Dataset rows about figures:
** Begin **

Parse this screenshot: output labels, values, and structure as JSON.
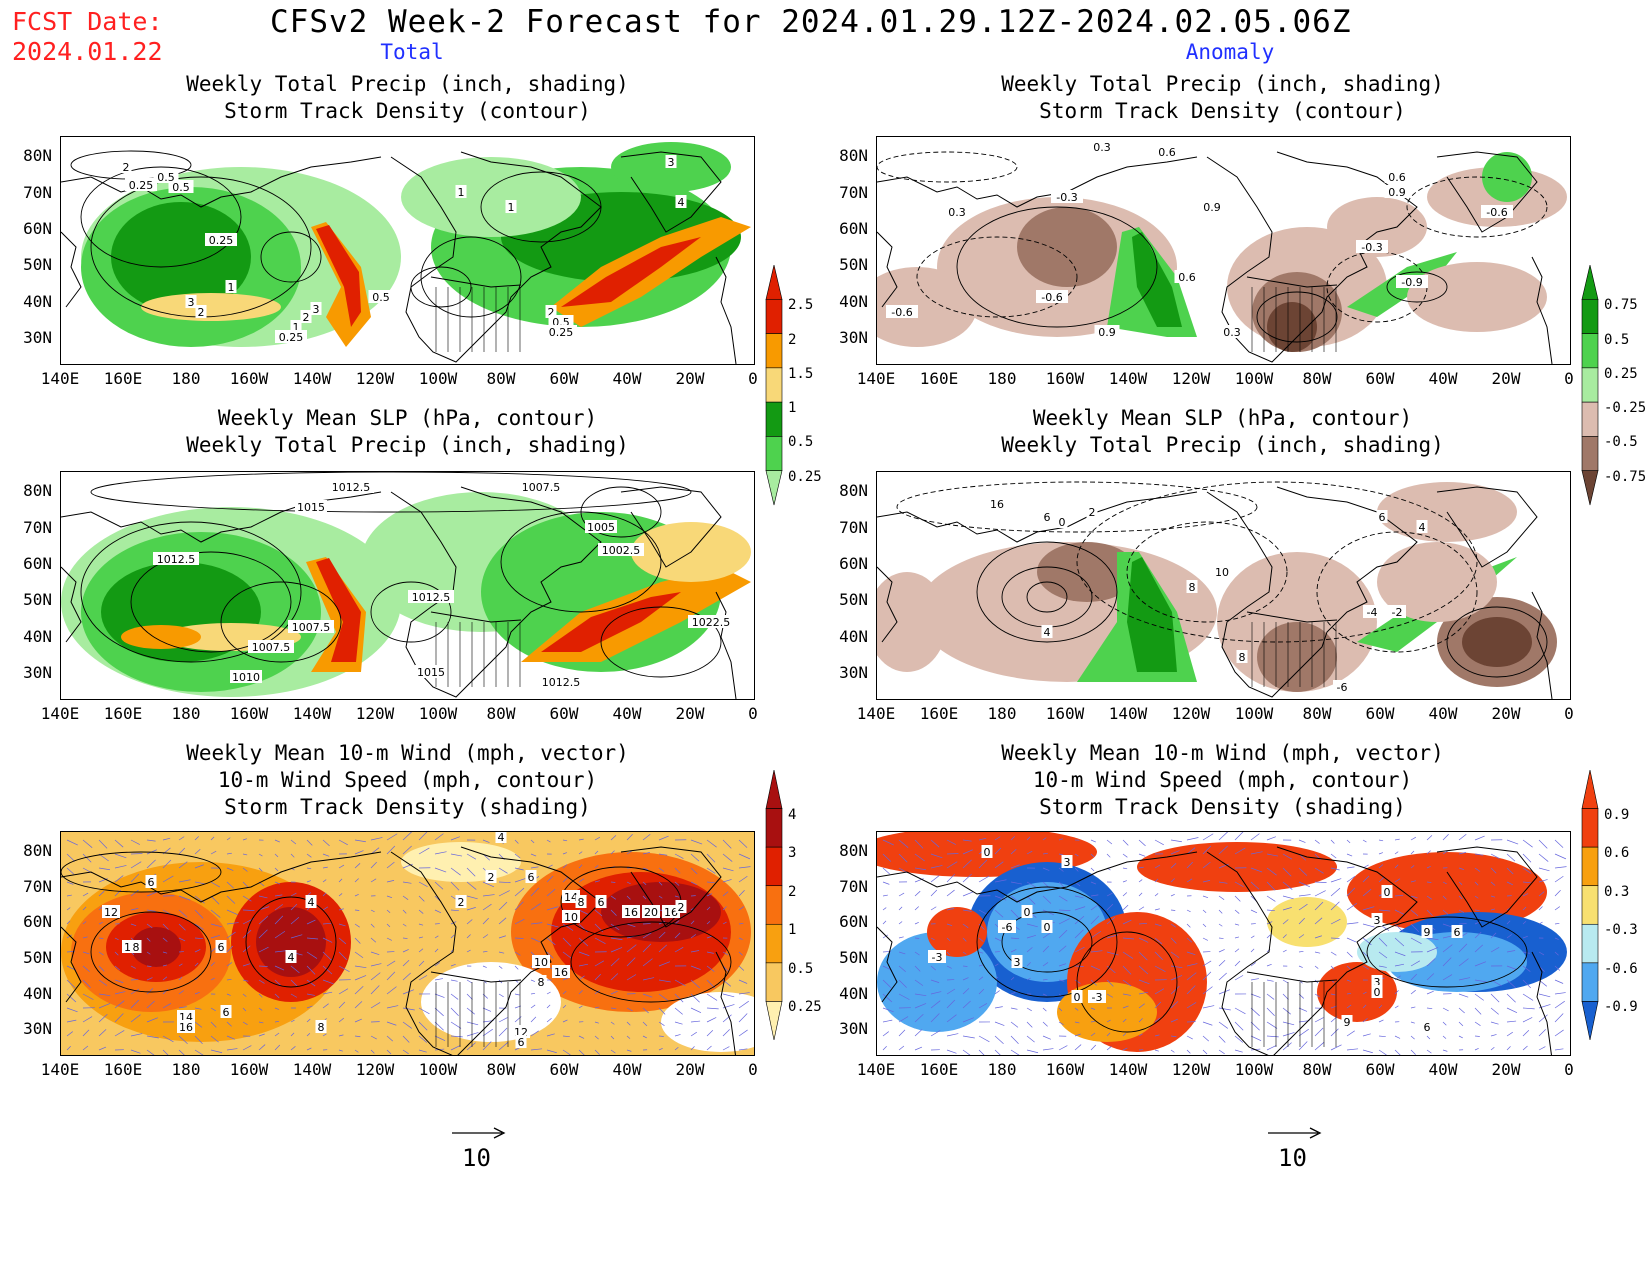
{
  "header": {
    "fcst_label": "FCST Date:",
    "fcst_date": "2024.01.22",
    "title": "CFSv2 Week-2 Forecast for 2024.01.29.12Z-2024.02.05.06Z",
    "col_left": "Total",
    "col_right": "Anomaly"
  },
  "panels": {
    "p1": [
      "Weekly Total Precip (inch, shading)",
      "Storm Track Density (contour)"
    ],
    "p2": [
      "Weekly Total Precip (inch, shading)",
      "Storm Track Density (contour)"
    ],
    "p3": [
      "Weekly Mean SLP (hPa, contour)",
      "Weekly Total Precip (inch, shading)"
    ],
    "p4": [
      "Weekly Mean SLP (hPa, contour)",
      "Weekly Total Precip (inch, shading)"
    ],
    "p5": [
      "Weekly Mean 10-m Wind (mph, vector)",
      "10-m Wind Speed (mph, contour)",
      "Storm Track Density (shading)"
    ],
    "p6": [
      "Weekly Mean 10-m Wind (mph, vector)",
      "10-m Wind Speed (mph, contour)",
      "Storm Track Density (shading)"
    ]
  },
  "axes": {
    "lat_labels": [
      "80N",
      "70N",
      "60N",
      "50N",
      "40N",
      "30N"
    ],
    "lon_labels": [
      "140E",
      "160E",
      "180",
      "160W",
      "140W",
      "120W",
      "100W",
      "80W",
      "60W",
      "40W",
      "20W",
      "0"
    ]
  },
  "colorbars": {
    "precip_total": {
      "labels": [
        "2.5",
        "2",
        "1.5",
        "1",
        "0.5",
        "0.25"
      ],
      "colors": [
        "#e02000",
        "#f89a00",
        "#f8d878",
        "#139a13",
        "#4ed24e",
        "#a8eca0"
      ]
    },
    "precip_anom": {
      "labels": [
        "0.75",
        "0.5",
        "0.25",
        "-0.25",
        "-0.5",
        "-0.75"
      ],
      "colors": [
        "#139a13",
        "#4ed24e",
        "#a8eca0",
        "#dcbcb0",
        "#a07868",
        "#6c4434"
      ]
    },
    "storm_total": {
      "labels": [
        "4",
        "3",
        "2",
        "1",
        "0.5",
        "0.25"
      ],
      "colors": [
        "#a81010",
        "#e02000",
        "#f87010",
        "#f8a010",
        "#f8c860",
        "#fff0b0"
      ]
    },
    "storm_anom": {
      "labels": [
        "0.9",
        "0.6",
        "0.3",
        "-0.3",
        "-0.6",
        "-0.9"
      ],
      "colors": [
        "#f04010",
        "#f8a010",
        "#f8e070",
        "#b8eaf0",
        "#50a8f0",
        "#1860d0"
      ]
    }
  },
  "contour_labels": {
    "p1": [
      "2",
      "0.25",
      "0.5",
      "0.5",
      "0.25",
      "1",
      "3",
      "2",
      "3",
      "2",
      "1",
      "0.25",
      "0.5",
      "1",
      "1",
      "3",
      "4",
      "2",
      "0.5",
      "0.25"
    ],
    "p2": [
      "0.3",
      "0.6",
      "-0.3",
      "0.3",
      "0.9",
      "0.6",
      "-0.6",
      "-0.6",
      "0.6",
      "0.9",
      "0.3",
      "-0.3",
      "-0.9",
      "-0.6",
      "0.9"
    ],
    "p3": [
      "1012.5",
      "1015",
      "1007.5",
      "1005",
      "1002.5",
      "1012.5",
      "1012.5",
      "1007.5",
      "1007.5",
      "1010",
      "1015",
      "1012.5",
      "1022.5"
    ],
    "p4": [
      "16",
      "6",
      "0",
      "2",
      "8",
      "10",
      "6",
      "4",
      "-4",
      "-2",
      "4",
      "8",
      "-6"
    ],
    "p5": [
      "4",
      "6",
      "4",
      "12",
      "10",
      "8",
      "6",
      "4",
      "6",
      "14",
      "16",
      "8",
      "2",
      "2",
      "6",
      "14",
      "8",
      "10",
      "6",
      "16",
      "20",
      "16",
      "2",
      "6",
      "10",
      "8",
      "16",
      "12",
      "6"
    ],
    "p6": [
      "0",
      "3",
      "0",
      "-6",
      "0",
      "-3",
      "3",
      "0",
      "-3",
      "0",
      "3",
      "9",
      "6",
      "3",
      "0",
      "9",
      "6"
    ]
  },
  "vector_reference": {
    "left": "10",
    "right": "10"
  }
}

** End **

§ What you need to do:
Set the entries down again exactly. Do not include the images.

§ Expected answer:
Parse this screenshot: output labels, values, and structure as JSON.
{
  "header": {
    "fcst_label": "FCST Date:",
    "fcst_date": "2024.01.22",
    "title": "CFSv2 Week-2 Forecast for 2024.01.29.12Z-2024.02.05.06Z",
    "col_left": "Total",
    "col_right": "Anomaly"
  },
  "panels": {
    "p1": [
      "Weekly Total Precip (inch, shading)",
      "Storm Track Density (contour)"
    ],
    "p2": [
      "Weekly Total Precip (inch, shading)",
      "Storm Track Density (contour)"
    ],
    "p3": [
      "Weekly Mean SLP (hPa, contour)",
      "Weekly Total Precip (inch, shading)"
    ],
    "p4": [
      "Weekly Mean SLP (hPa, contour)",
      "Weekly Total Precip (inch, shading)"
    ],
    "p5": [
      "Weekly Mean 10-m Wind (mph, vector)",
      "10-m Wind Speed (mph, contour)",
      "Storm Track Density (shading)"
    ],
    "p6": [
      "Weekly Mean 10-m Wind (mph, vector)",
      "10-m Wind Speed (mph, contour)",
      "Storm Track Density (shading)"
    ]
  },
  "axes": {
    "lat_labels": [
      "80N",
      "70N",
      "60N",
      "50N",
      "40N",
      "30N"
    ],
    "lon_labels": [
      "140E",
      "160E",
      "180",
      "160W",
      "140W",
      "120W",
      "100W",
      "80W",
      "60W",
      "40W",
      "20W",
      "0"
    ]
  },
  "colorbars": {
    "precip_total": {
      "labels": [
        "2.5",
        "2",
        "1.5",
        "1",
        "0.5",
        "0.25"
      ],
      "colors": [
        "#e02000",
        "#f89a00",
        "#f8d878",
        "#139a13",
        "#4ed24e",
        "#a8eca0"
      ]
    },
    "precip_anom": {
      "labels": [
        "0.75",
        "0.5",
        "0.25",
        "-0.25",
        "-0.5",
        "-0.75"
      ],
      "colors": [
        "#139a13",
        "#4ed24e",
        "#a8eca0",
        "#dcbcb0",
        "#a07868",
        "#6c4434"
      ]
    },
    "storm_total": {
      "labels": [
        "4",
        "3",
        "2",
        "1",
        "0.5",
        "0.25"
      ],
      "colors": [
        "#a81010",
        "#e02000",
        "#f87010",
        "#f8a010",
        "#f8c860",
        "#fff0b0"
      ]
    },
    "storm_anom": {
      "labels": [
        "0.9",
        "0.6",
        "0.3",
        "-0.3",
        "-0.6",
        "-0.9"
      ],
      "colors": [
        "#f04010",
        "#f8a010",
        "#f8e070",
        "#b8eaf0",
        "#50a8f0",
        "#1860d0"
      ]
    }
  },
  "contour_labels": {
    "p1": [
      "2",
      "0.25",
      "0.5",
      "0.5",
      "0.25",
      "1",
      "3",
      "2",
      "3",
      "2",
      "1",
      "0.25",
      "0.5",
      "1",
      "1",
      "3",
      "4",
      "2",
      "0.5",
      "0.25"
    ],
    "p2": [
      "0.3",
      "0.6",
      "-0.3",
      "0.3",
      "0.9",
      "0.6",
      "-0.6",
      "-0.6",
      "0.6",
      "0.9",
      "0.3",
      "-0.3",
      "-0.9",
      "-0.6",
      "0.9"
    ],
    "p3": [
      "1012.5",
      "1015",
      "1007.5",
      "1005",
      "1002.5",
      "1012.5",
      "1012.5",
      "1007.5",
      "1007.5",
      "1010",
      "1015",
      "1012.5",
      "1022.5"
    ],
    "p4": [
      "16",
      "6",
      "0",
      "2",
      "8",
      "10",
      "6",
      "4",
      "-4",
      "-2",
      "4",
      "8",
      "-6"
    ],
    "p5": [
      "4",
      "6",
      "4",
      "12",
      "10",
      "8",
      "6",
      "4",
      "6",
      "14",
      "16",
      "8",
      "2",
      "2",
      "6",
      "14",
      "8",
      "10",
      "6",
      "16",
      "20",
      "16",
      "2",
      "6",
      "10",
      "8",
      "16",
      "12",
      "6"
    ],
    "p6": [
      "0",
      "3",
      "0",
      "-6",
      "0",
      "-3",
      "3",
      "0",
      "-3",
      "0",
      "3",
      "9",
      "6",
      "3",
      "0",
      "9",
      "6"
    ]
  },
  "vector_reference": {
    "left": "10",
    "right": "10"
  }
}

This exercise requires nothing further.